Exercise instructions: Omit the pictures from the entries below and retype everything else exactly.

Records shown:
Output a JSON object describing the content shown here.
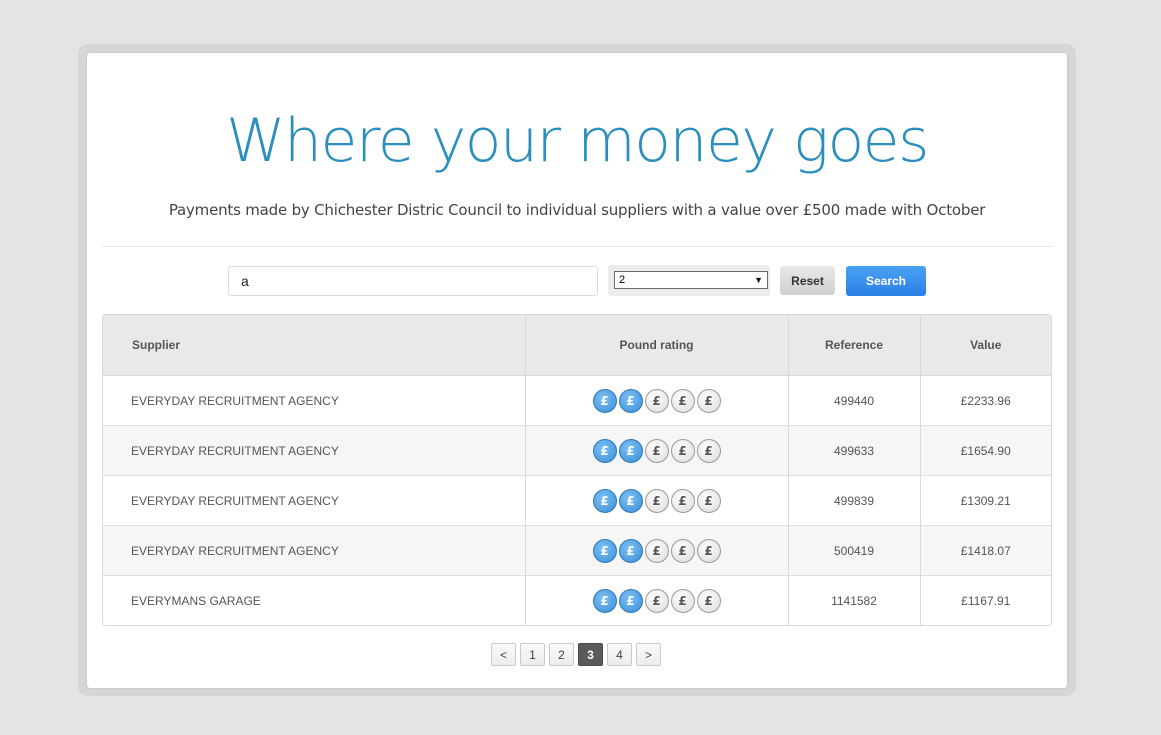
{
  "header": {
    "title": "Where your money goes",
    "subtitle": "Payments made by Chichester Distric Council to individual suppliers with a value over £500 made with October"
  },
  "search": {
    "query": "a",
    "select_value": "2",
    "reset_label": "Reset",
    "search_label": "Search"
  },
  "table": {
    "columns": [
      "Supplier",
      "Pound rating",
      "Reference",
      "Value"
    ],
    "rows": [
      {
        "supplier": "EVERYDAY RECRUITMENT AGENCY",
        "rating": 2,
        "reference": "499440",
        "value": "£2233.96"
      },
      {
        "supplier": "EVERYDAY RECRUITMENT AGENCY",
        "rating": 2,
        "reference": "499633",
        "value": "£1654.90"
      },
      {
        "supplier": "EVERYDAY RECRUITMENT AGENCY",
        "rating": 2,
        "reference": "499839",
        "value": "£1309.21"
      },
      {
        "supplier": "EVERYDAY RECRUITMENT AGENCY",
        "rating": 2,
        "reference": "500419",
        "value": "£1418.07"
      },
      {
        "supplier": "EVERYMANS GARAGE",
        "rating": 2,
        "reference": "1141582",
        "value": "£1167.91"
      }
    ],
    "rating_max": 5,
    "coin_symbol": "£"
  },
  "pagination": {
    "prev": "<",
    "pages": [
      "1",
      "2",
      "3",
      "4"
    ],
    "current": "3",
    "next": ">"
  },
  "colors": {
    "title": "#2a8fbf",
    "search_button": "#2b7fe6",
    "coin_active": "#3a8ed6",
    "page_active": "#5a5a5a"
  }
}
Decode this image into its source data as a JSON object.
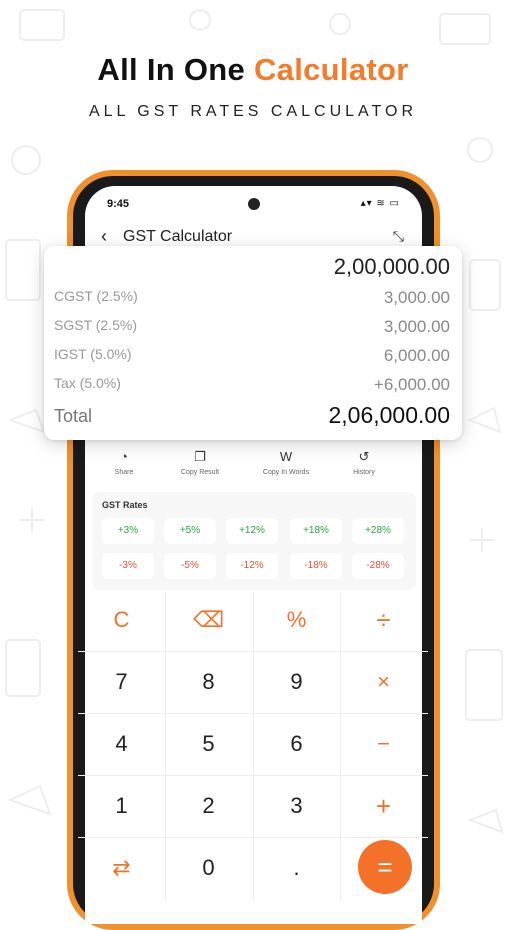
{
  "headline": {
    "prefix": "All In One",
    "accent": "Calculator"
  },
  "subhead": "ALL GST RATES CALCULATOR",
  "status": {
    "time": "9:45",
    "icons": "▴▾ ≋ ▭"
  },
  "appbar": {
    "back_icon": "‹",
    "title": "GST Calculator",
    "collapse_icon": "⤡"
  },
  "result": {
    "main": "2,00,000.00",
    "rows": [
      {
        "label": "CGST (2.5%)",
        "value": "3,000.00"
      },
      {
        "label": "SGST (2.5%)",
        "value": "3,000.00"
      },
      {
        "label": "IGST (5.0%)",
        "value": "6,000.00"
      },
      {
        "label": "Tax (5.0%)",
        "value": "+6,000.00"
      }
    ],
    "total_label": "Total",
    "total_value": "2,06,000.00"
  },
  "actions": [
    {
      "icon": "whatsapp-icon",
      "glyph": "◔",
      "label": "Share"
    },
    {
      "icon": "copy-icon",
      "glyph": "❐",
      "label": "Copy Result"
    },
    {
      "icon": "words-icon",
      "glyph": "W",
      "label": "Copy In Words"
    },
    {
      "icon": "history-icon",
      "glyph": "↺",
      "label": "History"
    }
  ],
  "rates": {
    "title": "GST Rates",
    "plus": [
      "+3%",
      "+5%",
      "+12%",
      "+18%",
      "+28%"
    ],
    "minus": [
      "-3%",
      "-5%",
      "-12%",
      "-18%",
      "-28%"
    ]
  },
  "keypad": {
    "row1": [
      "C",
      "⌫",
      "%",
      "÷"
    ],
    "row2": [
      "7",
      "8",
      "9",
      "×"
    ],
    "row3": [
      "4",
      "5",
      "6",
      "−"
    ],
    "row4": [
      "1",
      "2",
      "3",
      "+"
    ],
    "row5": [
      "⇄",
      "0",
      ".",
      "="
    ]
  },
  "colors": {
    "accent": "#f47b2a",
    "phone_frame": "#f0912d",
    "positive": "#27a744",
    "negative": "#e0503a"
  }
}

Solution:
Output a JSON object describing the content shown here.
{
  "header": {
    "title": "Where your money goes",
    "subtitle": "Payments made by Chichester Distric Council to individual suppliers with a value over £500 made with October"
  },
  "search": {
    "query": "a",
    "select_value": "2",
    "reset_label": "Reset",
    "search_label": "Search"
  },
  "table": {
    "columns": [
      "Supplier",
      "Pound rating",
      "Reference",
      "Value"
    ],
    "rows": [
      {
        "supplier": "EVERYDAY RECRUITMENT AGENCY",
        "rating": 2,
        "reference": "499440",
        "value": "£2233.96"
      },
      {
        "supplier": "EVERYDAY RECRUITMENT AGENCY",
        "rating": 2,
        "reference": "499633",
        "value": "£1654.90"
      },
      {
        "supplier": "EVERYDAY RECRUITMENT AGENCY",
        "rating": 2,
        "reference": "499839",
        "value": "£1309.21"
      },
      {
        "supplier": "EVERYDAY RECRUITMENT AGENCY",
        "rating": 2,
        "reference": "500419",
        "value": "£1418.07"
      },
      {
        "supplier": "EVERYMANS GARAGE",
        "rating": 2,
        "reference": "1141582",
        "value": "£1167.91"
      }
    ],
    "rating_max": 5,
    "coin_symbol": "£"
  },
  "pagination": {
    "prev": "<",
    "pages": [
      "1",
      "2",
      "3",
      "4"
    ],
    "current": "3",
    "next": ">"
  },
  "colors": {
    "title": "#2a8fbf",
    "search_button": "#2b7fe6",
    "coin_active": "#3a8ed6",
    "page_active": "#5a5a5a"
  }
}
Decode this image into its source data as a JSON object.
{
  "headline": {
    "prefix": "All In One",
    "accent": "Calculator"
  },
  "subhead": "ALL GST RATES CALCULATOR",
  "status": {
    "time": "9:45",
    "icons": "▴▾ ≋ ▭"
  },
  "appbar": {
    "back_icon": "‹",
    "title": "GST Calculator",
    "collapse_icon": "⤡"
  },
  "result": {
    "main": "2,00,000.00",
    "rows": [
      {
        "label": "CGST (2.5%)",
        "value": "3,000.00"
      },
      {
        "label": "SGST (2.5%)",
        "value": "3,000.00"
      },
      {
        "label": "IGST (5.0%)",
        "value": "6,000.00"
      },
      {
        "label": "Tax (5.0%)",
        "value": "+6,000.00"
      }
    ],
    "total_label": "Total",
    "total_value": "2,06,000.00"
  },
  "actions": [
    {
      "icon": "whatsapp-icon",
      "glyph": "◔",
      "label": "Share"
    },
    {
      "icon": "copy-icon",
      "glyph": "❐",
      "label": "Copy Result"
    },
    {
      "icon": "words-icon",
      "glyph": "W",
      "label": "Copy In Words"
    },
    {
      "icon": "history-icon",
      "glyph": "↺",
      "label": "History"
    }
  ],
  "rates": {
    "title": "GST Rates",
    "plus": [
      "+3%",
      "+5%",
      "+12%",
      "+18%",
      "+28%"
    ],
    "minus": [
      "-3%",
      "-5%",
      "-12%",
      "-18%",
      "-28%"
    ]
  },
  "keypad": {
    "row1": [
      "C",
      "⌫",
      "%",
      "÷"
    ],
    "row2": [
      "7",
      "8",
      "9",
      "×"
    ],
    "row3": [
      "4",
      "5",
      "6",
      "−"
    ],
    "row4": [
      "1",
      "2",
      "3",
      "+"
    ],
    "row5": [
      "⇄",
      "0",
      ".",
      "="
    ]
  },
  "colors": {
    "accent": "#f47b2a",
    "phone_frame": "#f0912d",
    "positive": "#27a744",
    "negative": "#e0503a"
  }
}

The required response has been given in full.